• _Objective_
Return every line of the material exactly.

⟨

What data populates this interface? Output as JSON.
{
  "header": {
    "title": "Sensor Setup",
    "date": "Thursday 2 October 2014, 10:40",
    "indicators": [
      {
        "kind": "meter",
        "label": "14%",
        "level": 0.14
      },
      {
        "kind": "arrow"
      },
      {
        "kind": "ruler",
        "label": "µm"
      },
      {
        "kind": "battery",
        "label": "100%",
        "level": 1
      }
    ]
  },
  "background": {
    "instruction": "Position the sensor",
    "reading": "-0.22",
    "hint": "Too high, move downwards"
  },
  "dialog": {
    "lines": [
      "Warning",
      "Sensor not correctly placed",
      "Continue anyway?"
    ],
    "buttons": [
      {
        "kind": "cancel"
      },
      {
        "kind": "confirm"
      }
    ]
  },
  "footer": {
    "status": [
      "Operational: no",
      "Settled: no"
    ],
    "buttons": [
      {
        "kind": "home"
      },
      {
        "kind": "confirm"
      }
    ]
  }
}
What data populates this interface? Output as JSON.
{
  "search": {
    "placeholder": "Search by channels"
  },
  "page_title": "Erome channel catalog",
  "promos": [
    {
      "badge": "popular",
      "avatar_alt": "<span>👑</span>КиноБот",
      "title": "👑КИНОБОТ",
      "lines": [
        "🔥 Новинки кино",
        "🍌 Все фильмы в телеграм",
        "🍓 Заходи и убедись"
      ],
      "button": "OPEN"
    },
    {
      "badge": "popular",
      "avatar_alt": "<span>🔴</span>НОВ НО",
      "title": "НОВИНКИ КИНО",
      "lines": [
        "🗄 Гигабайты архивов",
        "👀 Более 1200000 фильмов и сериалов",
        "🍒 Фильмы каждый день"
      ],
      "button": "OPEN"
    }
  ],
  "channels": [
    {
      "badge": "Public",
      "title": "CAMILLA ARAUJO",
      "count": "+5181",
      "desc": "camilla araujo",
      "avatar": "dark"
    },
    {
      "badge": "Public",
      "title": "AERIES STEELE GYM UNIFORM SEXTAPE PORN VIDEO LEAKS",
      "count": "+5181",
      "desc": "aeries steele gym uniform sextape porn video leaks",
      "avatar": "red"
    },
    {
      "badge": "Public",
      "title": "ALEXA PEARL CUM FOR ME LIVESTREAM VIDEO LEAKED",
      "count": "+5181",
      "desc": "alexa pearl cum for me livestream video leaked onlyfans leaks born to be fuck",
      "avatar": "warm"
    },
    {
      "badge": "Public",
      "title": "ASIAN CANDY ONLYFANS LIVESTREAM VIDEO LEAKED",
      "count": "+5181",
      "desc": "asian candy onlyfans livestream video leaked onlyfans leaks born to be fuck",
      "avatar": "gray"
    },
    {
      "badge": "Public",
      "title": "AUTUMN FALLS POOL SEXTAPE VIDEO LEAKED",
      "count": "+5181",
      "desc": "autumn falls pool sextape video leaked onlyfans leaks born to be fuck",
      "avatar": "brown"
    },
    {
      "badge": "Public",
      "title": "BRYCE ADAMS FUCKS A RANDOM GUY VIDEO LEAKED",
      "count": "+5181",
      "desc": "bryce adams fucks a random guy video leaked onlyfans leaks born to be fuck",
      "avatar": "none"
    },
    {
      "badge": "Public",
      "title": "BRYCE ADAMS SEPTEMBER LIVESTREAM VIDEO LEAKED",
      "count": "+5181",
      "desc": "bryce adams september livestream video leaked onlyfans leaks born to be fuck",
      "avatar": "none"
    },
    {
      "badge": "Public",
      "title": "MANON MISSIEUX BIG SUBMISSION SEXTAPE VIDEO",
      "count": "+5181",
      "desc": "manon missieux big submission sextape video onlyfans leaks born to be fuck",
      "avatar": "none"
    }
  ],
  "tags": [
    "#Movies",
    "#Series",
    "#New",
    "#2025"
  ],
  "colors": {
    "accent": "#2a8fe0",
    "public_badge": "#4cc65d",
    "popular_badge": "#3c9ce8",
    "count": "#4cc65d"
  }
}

⟩

• _In response_
What data populates this interface? Output as JSON.
{
  "header": {
    "title": "Sensor Setup",
    "date": "Thursday 2 October 2014, 10:40",
    "indicators": [
      {
        "kind": "meter",
        "label": "14%",
        "level": 0.14
      },
      {
        "kind": "arrow"
      },
      {
        "kind": "ruler",
        "label": "µm"
      },
      {
        "kind": "battery",
        "label": "100%",
        "level": 1
      }
    ]
  },
  "background": {
    "instruction": "Position the sensor",
    "reading": "-0.22",
    "hint": "Too high, move downwards"
  },
  "dialog": {
    "lines": [
      "Warning",
      "Sensor not correctly placed",
      "Continue anyway?"
    ],
    "buttons": [
      {
        "kind": "cancel"
      },
      {
        "kind": "confirm"
      }
    ]
  },
  "footer": {
    "status": [
      "Operational: no",
      "Settled: no"
    ],
    "buttons": [
      {
        "kind": "home"
      },
      {
        "kind": "confirm"
      }
    ]
  }
}
What data populates this interface? Output as JSON.
{
  "search": {
    "placeholder": "Search by channels"
  },
  "page_title": "Erome channel catalog",
  "promos": [
    {
      "badge": "popular",
      "avatar_alt": "<span>👑</span>КиноБот",
      "title": "👑КИНОБОТ",
      "lines": [
        "🔥 Новинки кино",
        "🍌 Все фильмы в телеграм",
        "🍓 Заходи и убедись"
      ],
      "button": "OPEN"
    },
    {
      "badge": "popular",
      "avatar_alt": "<span>🔴</span>НОВ НО",
      "title": "НОВИНКИ КИНО",
      "lines": [
        "🗄 Гигабайты архивов",
        "👀 Более 1200000 фильмов и сериалов",
        "🍒 Фильмы каждый день"
      ],
      "button": "OPEN"
    }
  ],
  "channels": [
    {
      "badge": "Public",
      "title": "CAMILLA ARAUJO",
      "count": "+5181",
      "desc": "camilla araujo",
      "avatar": "dark"
    },
    {
      "badge": "Public",
      "title": "AERIES STEELE GYM UNIFORM SEXTAPE PORN VIDEO LEAKS",
      "count": "+5181",
      "desc": "aeries steele gym uniform sextape porn video leaks",
      "avatar": "red"
    },
    {
      "badge": "Public",
      "title": "ALEXA PEARL CUM FOR ME LIVESTREAM VIDEO LEAKED",
      "count": "+5181",
      "desc": "alexa pearl cum for me livestream video leaked onlyfans leaks born to be fuck",
      "avatar": "warm"
    },
    {
      "badge": "Public",
      "title": "ASIAN CANDY ONLYFANS LIVESTREAM VIDEO LEAKED",
      "count": "+5181",
      "desc": "asian candy onlyfans livestream video leaked onlyfans leaks born to be fuck",
      "avatar": "gray"
    },
    {
      "badge": "Public",
      "title": "AUTUMN FALLS POOL SEXTAPE VIDEO LEAKED",
      "count": "+5181",
      "desc": "autumn falls pool sextape video leaked onlyfans leaks born to be fuck",
      "avatar": "brown"
    },
    {
      "badge": "Public",
      "title": "BRYCE ADAMS FUCKS A RANDOM GUY VIDEO LEAKED",
      "count": "+5181",
      "desc": "bryce adams fucks a random guy video leaked onlyfans leaks born to be fuck",
      "avatar": "none"
    },
    {
      "badge": "Public",
      "title": "BRYCE ADAMS SEPTEMBER LIVESTREAM VIDEO LEAKED",
      "count": "+5181",
      "desc": "bryce adams september livestream video leaked onlyfans leaks born to be fuck",
      "avatar": "none"
    },
    {
      "badge": "Public",
      "title": "MANON MISSIEUX BIG SUBMISSION SEXTAPE VIDEO",
      "count": "+5181",
      "desc": "manon missieux big submission sextape video onlyfans leaks born to be fuck",
      "avatar": "none"
    }
  ],
  "tags": [
    "#Movies",
    "#Series",
    "#New",
    "#2025"
  ],
  "colors": {
    "accent": "#2a8fe0",
    "public_badge": "#4cc65d",
    "popular_badge": "#3c9ce8",
    "count": "#4cc65d"
  }
}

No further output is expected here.